Count, in the entries, the lines with "data". Answer with the number only.

━━━ Record list ━━━

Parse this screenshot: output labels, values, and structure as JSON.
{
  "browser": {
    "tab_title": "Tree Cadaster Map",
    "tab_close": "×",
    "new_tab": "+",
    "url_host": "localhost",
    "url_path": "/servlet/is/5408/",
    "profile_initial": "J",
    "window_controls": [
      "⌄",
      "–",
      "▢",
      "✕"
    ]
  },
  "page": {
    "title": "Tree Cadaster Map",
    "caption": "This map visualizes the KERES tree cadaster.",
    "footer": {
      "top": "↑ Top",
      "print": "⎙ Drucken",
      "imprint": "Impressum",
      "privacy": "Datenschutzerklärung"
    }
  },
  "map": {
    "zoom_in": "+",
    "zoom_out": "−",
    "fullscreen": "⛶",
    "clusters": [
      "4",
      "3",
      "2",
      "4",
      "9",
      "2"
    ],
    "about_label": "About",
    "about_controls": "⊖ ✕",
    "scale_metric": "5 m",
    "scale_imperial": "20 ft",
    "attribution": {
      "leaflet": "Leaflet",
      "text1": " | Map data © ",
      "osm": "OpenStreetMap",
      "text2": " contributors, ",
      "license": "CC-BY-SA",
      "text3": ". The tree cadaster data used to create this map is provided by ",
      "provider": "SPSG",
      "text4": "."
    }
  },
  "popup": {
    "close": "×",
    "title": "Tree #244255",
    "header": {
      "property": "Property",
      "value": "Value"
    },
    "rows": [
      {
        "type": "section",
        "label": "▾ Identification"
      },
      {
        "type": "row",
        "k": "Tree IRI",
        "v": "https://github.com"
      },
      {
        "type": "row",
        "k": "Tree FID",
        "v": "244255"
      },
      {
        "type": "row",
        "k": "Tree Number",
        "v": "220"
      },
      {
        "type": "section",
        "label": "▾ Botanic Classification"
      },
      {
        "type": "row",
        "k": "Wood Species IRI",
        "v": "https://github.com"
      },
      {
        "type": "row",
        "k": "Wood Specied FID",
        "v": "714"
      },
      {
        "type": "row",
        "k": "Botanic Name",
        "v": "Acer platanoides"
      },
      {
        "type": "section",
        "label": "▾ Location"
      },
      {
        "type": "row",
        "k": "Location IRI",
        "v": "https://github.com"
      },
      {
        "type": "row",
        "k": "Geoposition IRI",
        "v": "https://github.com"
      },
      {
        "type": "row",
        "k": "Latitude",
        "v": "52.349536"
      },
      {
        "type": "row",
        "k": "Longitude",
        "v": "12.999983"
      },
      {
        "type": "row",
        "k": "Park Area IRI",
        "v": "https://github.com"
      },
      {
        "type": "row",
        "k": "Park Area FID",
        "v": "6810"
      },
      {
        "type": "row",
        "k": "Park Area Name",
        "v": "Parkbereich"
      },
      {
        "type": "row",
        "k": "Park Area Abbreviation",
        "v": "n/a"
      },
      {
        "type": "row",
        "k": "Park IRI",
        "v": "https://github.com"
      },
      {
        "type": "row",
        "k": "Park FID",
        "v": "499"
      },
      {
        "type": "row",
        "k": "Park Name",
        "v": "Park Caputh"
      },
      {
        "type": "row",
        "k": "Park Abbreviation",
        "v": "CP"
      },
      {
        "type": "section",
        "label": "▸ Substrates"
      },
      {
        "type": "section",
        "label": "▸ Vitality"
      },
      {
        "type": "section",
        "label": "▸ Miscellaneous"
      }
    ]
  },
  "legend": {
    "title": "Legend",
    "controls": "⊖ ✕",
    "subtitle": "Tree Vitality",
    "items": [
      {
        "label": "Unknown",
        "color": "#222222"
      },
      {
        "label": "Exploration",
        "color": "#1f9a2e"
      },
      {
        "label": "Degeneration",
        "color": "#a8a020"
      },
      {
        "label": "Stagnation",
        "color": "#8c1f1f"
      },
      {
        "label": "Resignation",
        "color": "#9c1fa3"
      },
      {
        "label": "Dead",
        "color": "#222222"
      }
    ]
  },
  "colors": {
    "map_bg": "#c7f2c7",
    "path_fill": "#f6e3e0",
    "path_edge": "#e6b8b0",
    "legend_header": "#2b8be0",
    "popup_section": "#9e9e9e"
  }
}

━━━

__Right answer__
2